■ **Provided text**:
========
Provide resource provider - request group mapping in allocation candidates¶

https://blueprints.launchpad.net/nova/+spec/placement-resource-provider-request-group-mapping-in-allocation-candidates

To support QoS minimum bandwidth policy during server scheduling Neutron needs to know which resource provider provides the bandwidth resource for each port in the server create request. Similar needs arise in case of handling VGPUs and accelerator devices.

Problem description¶

Placement supports granular request groups in the GET allocation_candidates query but the returned allocation candidates do not contain explicit information about which granular request group is fulfilled by which RP in the candidate. For example the resource request of a Neutron port is mapped to a granular request group by Nova towards Placement during scheduling. After scheduling Neutron needs the information about which port got allocation from which RP to set up the proper port binding towards those network device RPs. Similar examples can be created with VGPU and accelerator devices.

Doing this mapping in Nova is possible (see the current implementation) but scales pretty badly even for small amount of ports in a single server create request. See the Non-scalable Nova based solution section with detailed examples and analysis.

On the other hand when Placement builds an allocation candidate it does that by building allocations for each granular request group. Therefore Placement could include the necessary mapping information in the response with significantly less effort.

So doing the mapping in Nova also duplicates logic that is already implemented in Placement.

Use Cases¶

The use case of the bandwidth resource provider spec applies here because to fulfill that use case in a scalable way we need to consider the change proposed in this spec. Similarly handling VGPUs and accelerator devices requires this mapping information as well.

Proposed change¶

Extend the response of the GET /allocation_candidates API with an extra field mapping for each candidate. This field contains a mapping between resource request group names and RP UUIDs for each candidate to express which RP provides the resource for which request groups.

Alternatives¶

For API alternatives about the proposed REST API change see the REST API section.

Non-scalable Nova based solution¶

Given a single compute with the following inventories:

Compute RP (name=compute1, uuid=compute_uuid)
 +    CPU = 1
 |    MEMORY = 1024
 |    DISK = 10
 |
 +--+Network agent RP (for SRIOV agent),
        +    uuid=sriov_agent_uuid
        |
        |
        +--+Physical network interface RP
        |    uuid = uuid5(compute1:eth0)
========
■ **Information shown**:
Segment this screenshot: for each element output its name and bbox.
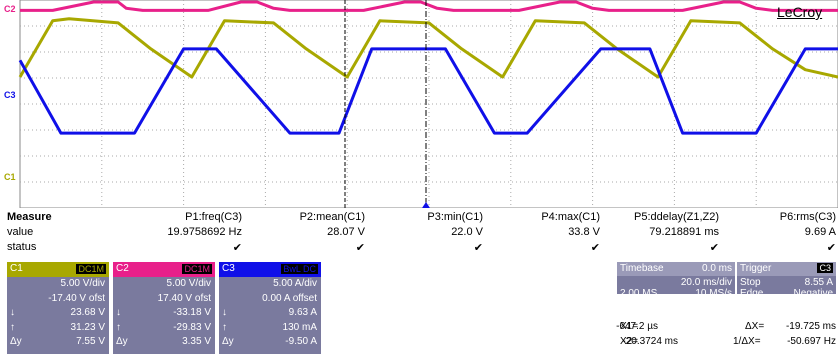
========
■ **Challenge**:
In the allocation candidates spec, what does the proposed change add to each candidate in the GET /allocation_candidates response?

■ **Expected answer**:
An extra field called mapping that links resource request group names to the RP UUIDs that provide their resources.